* _PROBLEM DESCRIPTION_:
Leaving out the pictures, please retype each record exactly.

* _INPUT ROWS_:
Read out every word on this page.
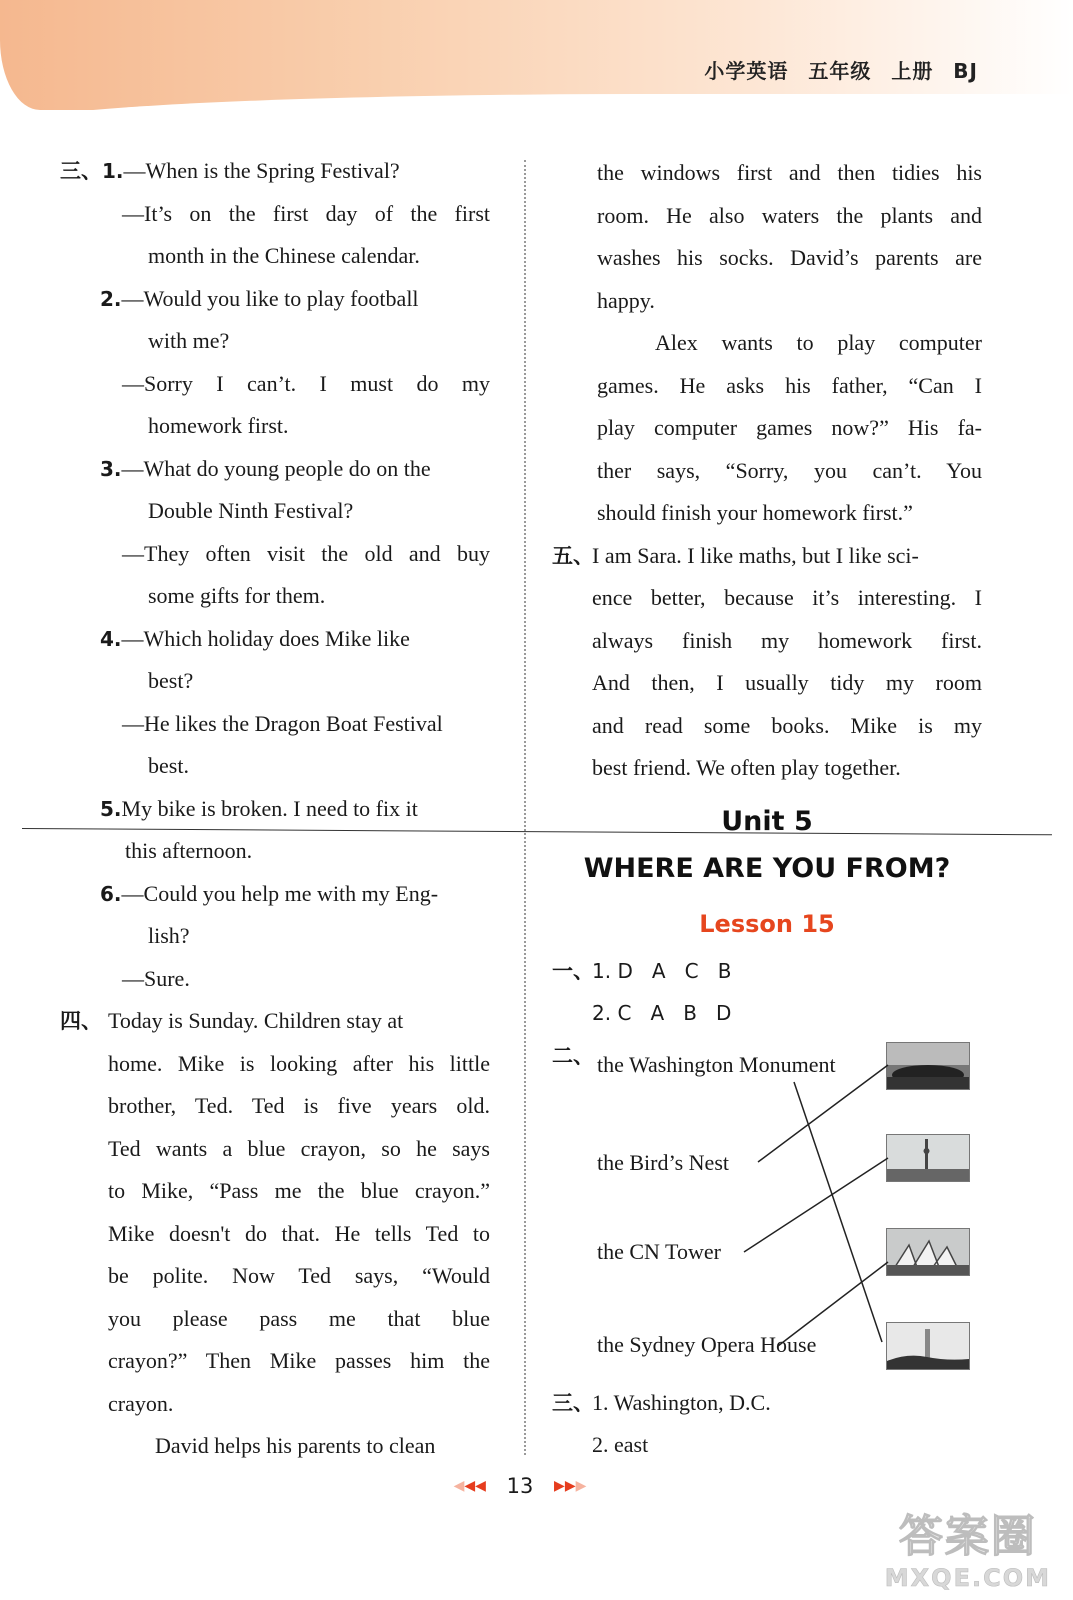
小学英语 五年级 上册 BJ
三、1.—When is the Spring Festival?
—It’s on the first day of the first
month in the Chinese calendar.
2.—Would you like to play football
with me?
—Sorry I can’t. I must do my
homework first.
3.—What do young people do on the
Double Ninth Festival?
—They often visit the old and buy
some gifts for them.
4.—Which holiday does Mike like
best?
—He likes the Dragon Boat Festival
best.
5.My bike is broken. I need to fix it
this afternoon.
6.—Could you help me with my Eng-
lish?
—Sure.
四、 Today is Sunday. Children stay at
home. Mike is looking after his little
brother, Ted. Ted is five years old.
Ted wants a blue crayon, so he says
to Mike, “Pass me the blue crayon.”
Mike doesn't do that. He tells Ted to
be polite. Now Ted says, “Would
you please pass me that blue
crayon?” Then Mike passes him the
crayon.
David helps his parents to clean
the windows first and then tidies his
room. He also waters the plants and
washes his socks. David’s parents are
happy.
Alex wants to play computer
games. He asks his father, “Can I
play computer games now?” His fa-
ther says, “Sorry, you can’t. You
should finish your homework first.”
五、I am Sara. I like maths, but I like sci-
ence better, because it’s interesting. I
always finish my homework first.
And then, I usually tidy my room
and read some books. Mike is my
best friend. We often play together.
Unit 5
WHERE ARE YOU FROM?
Lesson 15
一、1. D   A   C   B
2. C   A   B   D
二、 the Washington Monument
the Bird’s Nest
the CN Tower
the Sydney Opera House
三、1. Washington, D.C.
2. east
◀◀◀ 13 ▶▶▶
答案圈
MXQE.COM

* _RESULT BELOW_:
Read out every word on this page.
小学英语 五年级 上册 BJ
三、1.—When is the Spring Festival?
—It’s on the first day of the first
month in the Chinese calendar.
2.—Would you like to play football
with me?
—Sorry I can’t. I must do my
homework first.
3.—What do young people do on the
Double Ninth Festival?
—They often visit the old and buy
some gifts for them.
4.—Which holiday does Mike like
best?
—He likes the Dragon Boat Festival
best.
5.My bike is broken. I need to fix it
this afternoon.
6.—Could you help me with my Eng-
lish?
—Sure.
四、 Today is Sunday. Children stay at
home. Mike is looking after his little
brother, Ted. Ted is five years old.
Ted wants a blue crayon, so he says
to Mike, “Pass me the blue crayon.”
Mike doesn't do that. He tells Ted to
be polite. Now Ted says, “Would
you please pass me that blue
crayon?” Then Mike passes him the
crayon.
David helps his parents to clean
the windows first and then tidies his
room. He also waters the plants and
washes his socks. David’s parents are
happy.
Alex wants to play computer
games. He asks his father, “Can I
play computer games now?” His fa-
ther says, “Sorry, you can’t. You
should finish your homework first.”
五、I am Sara. I like maths, but I like sci-
ence better, because it’s interesting. I
always finish my homework first.
And then, I usually tidy my room
and read some books. Mike is my
best friend. We often play together.
Unit 5
WHERE ARE YOU FROM?
Lesson 15
一、1. D   A   C   B
2. C   A   B   D
二、 the Washington Monument
the Bird’s Nest
the CN Tower
the Sydney Opera House
三、1. Washington, D.C.
2. east
◀◀◀ 13 ▶▶▶
答案圈
MXQE.COM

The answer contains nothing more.